[Dataset rows]
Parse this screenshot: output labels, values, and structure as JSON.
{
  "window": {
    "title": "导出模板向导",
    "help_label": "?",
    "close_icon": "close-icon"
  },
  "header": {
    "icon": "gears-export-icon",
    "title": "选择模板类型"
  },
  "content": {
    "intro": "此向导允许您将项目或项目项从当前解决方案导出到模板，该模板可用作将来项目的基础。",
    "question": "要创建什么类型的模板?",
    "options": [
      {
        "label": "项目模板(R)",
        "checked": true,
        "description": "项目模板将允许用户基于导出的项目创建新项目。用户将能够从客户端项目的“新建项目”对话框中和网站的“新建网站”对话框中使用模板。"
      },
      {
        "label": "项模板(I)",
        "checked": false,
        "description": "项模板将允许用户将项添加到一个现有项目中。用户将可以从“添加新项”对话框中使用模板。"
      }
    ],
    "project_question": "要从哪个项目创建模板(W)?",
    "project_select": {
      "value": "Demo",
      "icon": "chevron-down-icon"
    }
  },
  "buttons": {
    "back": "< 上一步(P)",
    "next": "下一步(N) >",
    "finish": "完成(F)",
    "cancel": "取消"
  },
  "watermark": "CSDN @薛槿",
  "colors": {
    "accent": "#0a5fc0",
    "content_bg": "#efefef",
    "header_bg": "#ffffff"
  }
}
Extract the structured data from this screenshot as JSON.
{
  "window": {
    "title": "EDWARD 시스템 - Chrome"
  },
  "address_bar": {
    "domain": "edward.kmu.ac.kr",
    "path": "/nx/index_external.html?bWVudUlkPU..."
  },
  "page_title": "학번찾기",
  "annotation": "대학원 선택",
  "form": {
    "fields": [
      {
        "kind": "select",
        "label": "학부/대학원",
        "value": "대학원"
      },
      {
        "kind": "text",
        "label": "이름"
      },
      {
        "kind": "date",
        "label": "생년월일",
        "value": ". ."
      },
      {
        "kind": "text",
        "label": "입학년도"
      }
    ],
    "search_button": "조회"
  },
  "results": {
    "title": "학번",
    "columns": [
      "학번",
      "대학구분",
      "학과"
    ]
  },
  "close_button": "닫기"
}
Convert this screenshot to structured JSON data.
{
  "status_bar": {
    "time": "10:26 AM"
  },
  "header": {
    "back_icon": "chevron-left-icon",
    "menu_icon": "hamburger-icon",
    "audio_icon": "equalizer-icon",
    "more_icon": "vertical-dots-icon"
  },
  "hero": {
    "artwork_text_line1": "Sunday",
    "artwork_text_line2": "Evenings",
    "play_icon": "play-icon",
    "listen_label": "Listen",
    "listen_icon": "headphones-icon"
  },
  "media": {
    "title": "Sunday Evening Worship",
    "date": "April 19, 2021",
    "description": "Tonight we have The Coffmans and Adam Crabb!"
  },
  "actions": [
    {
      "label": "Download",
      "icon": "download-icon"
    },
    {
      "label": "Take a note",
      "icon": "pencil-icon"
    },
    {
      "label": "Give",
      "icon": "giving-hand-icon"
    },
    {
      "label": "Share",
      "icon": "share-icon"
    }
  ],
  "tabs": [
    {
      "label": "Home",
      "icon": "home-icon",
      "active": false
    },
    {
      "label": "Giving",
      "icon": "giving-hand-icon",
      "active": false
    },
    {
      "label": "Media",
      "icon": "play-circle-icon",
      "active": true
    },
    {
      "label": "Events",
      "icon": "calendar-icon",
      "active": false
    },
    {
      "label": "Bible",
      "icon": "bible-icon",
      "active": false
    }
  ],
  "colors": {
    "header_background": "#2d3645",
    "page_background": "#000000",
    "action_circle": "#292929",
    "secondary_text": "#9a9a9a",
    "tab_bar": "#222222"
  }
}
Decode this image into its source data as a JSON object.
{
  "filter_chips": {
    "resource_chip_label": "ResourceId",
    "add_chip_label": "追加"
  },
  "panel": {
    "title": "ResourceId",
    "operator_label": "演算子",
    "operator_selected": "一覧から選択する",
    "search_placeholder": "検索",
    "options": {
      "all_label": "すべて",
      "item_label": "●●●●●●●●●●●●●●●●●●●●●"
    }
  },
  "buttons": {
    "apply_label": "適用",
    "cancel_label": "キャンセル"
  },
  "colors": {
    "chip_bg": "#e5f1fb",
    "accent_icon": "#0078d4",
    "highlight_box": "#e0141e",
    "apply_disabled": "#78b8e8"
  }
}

■ SHORT EXERCISE ■
Take the records above and return them exactly as written.

■ TASK RESULT ■
Parse this screenshot: output labels, values, and structure as JSON.
{
  "window": {
    "title": "导出模板向导",
    "help_label": "?",
    "close_icon": "close-icon"
  },
  "header": {
    "icon": "gears-export-icon",
    "title": "选择模板类型"
  },
  "content": {
    "intro": "此向导允许您将项目或项目项从当前解决方案导出到模板，该模板可用作将来项目的基础。",
    "question": "要创建什么类型的模板?",
    "options": [
      {
        "label": "项目模板(R)",
        "checked": true,
        "description": "项目模板将允许用户基于导出的项目创建新项目。用户将能够从客户端项目的“新建项目”对话框中和网站的“新建网站”对话框中使用模板。"
      },
      {
        "label": "项模板(I)",
        "checked": false,
        "description": "项模板将允许用户将项添加到一个现有项目中。用户将可以从“添加新项”对话框中使用模板。"
      }
    ],
    "project_question": "要从哪个项目创建模板(W)?",
    "project_select": {
      "value": "Demo",
      "icon": "chevron-down-icon"
    }
  },
  "buttons": {
    "back": "< 上一步(P)",
    "next": "下一步(N) >",
    "finish": "完成(F)",
    "cancel": "取消"
  },
  "watermark": "CSDN @薛槿",
  "colors": {
    "accent": "#0a5fc0",
    "content_bg": "#efefef",
    "header_bg": "#ffffff"
  }
}
Extract the structured data from this screenshot as JSON.
{
  "window": {
    "title": "EDWARD 시스템 - Chrome"
  },
  "address_bar": {
    "domain": "edward.kmu.ac.kr",
    "path": "/nx/index_external.html?bWVudUlkPU..."
  },
  "page_title": "학번찾기",
  "annotation": "대학원 선택",
  "form": {
    "fields": [
      {
        "kind": "select",
        "label": "학부/대학원",
        "value": "대학원"
      },
      {
        "kind": "text",
        "label": "이름"
      },
      {
        "kind": "date",
        "label": "생년월일",
        "value": ". ."
      },
      {
        "kind": "text",
        "label": "입학년도"
      }
    ],
    "search_button": "조회"
  },
  "results": {
    "title": "학번",
    "columns": [
      "학번",
      "대학구분",
      "학과"
    ]
  },
  "close_button": "닫기"
}
Convert this screenshot to structured JSON data.
{
  "status_bar": {
    "time": "10:26 AM"
  },
  "header": {
    "back_icon": "chevron-left-icon",
    "menu_icon": "hamburger-icon",
    "audio_icon": "equalizer-icon",
    "more_icon": "vertical-dots-icon"
  },
  "hero": {
    "artwork_text_line1": "Sunday",
    "artwork_text_line2": "Evenings",
    "play_icon": "play-icon",
    "listen_label": "Listen",
    "listen_icon": "headphones-icon"
  },
  "media": {
    "title": "Sunday Evening Worship",
    "date": "April 19, 2021",
    "description": "Tonight we have The Coffmans and Adam Crabb!"
  },
  "actions": [
    {
      "label": "Download",
      "icon": "download-icon"
    },
    {
      "label": "Take a note",
      "icon": "pencil-icon"
    },
    {
      "label": "Give",
      "icon": "giving-hand-icon"
    },
    {
      "label": "Share",
      "icon": "share-icon"
    }
  ],
  "tabs": [
    {
      "label": "Home",
      "icon": "home-icon",
      "active": false
    },
    {
      "label": "Giving",
      "icon": "giving-hand-icon",
      "active": false
    },
    {
      "label": "Media",
      "icon": "play-circle-icon",
      "active": true
    },
    {
      "label": "Events",
      "icon": "calendar-icon",
      "active": false
    },
    {
      "label": "Bible",
      "icon": "bible-icon",
      "active": false
    }
  ],
  "colors": {
    "header_background": "#2d3645",
    "page_background": "#000000",
    "action_circle": "#292929",
    "secondary_text": "#9a9a9a",
    "tab_bar": "#222222"
  }
}
Decode this image into its source data as a JSON object.
{
  "filter_chips": {
    "resource_chip_label": "ResourceId",
    "add_chip_label": "追加"
  },
  "panel": {
    "title": "ResourceId",
    "operator_label": "演算子",
    "operator_selected": "一覧から選択する",
    "search_placeholder": "検索",
    "options": {
      "all_label": "すべて",
      "item_label": "●●●●●●●●●●●●●●●●●●●●●"
    }
  },
  "buttons": {
    "apply_label": "適用",
    "cancel_label": "キャンセル"
  },
  "colors": {
    "chip_bg": "#e5f1fb",
    "accent_icon": "#0078d4",
    "highlight_box": "#e0141e",
    "apply_disabled": "#78b8e8"
  }
}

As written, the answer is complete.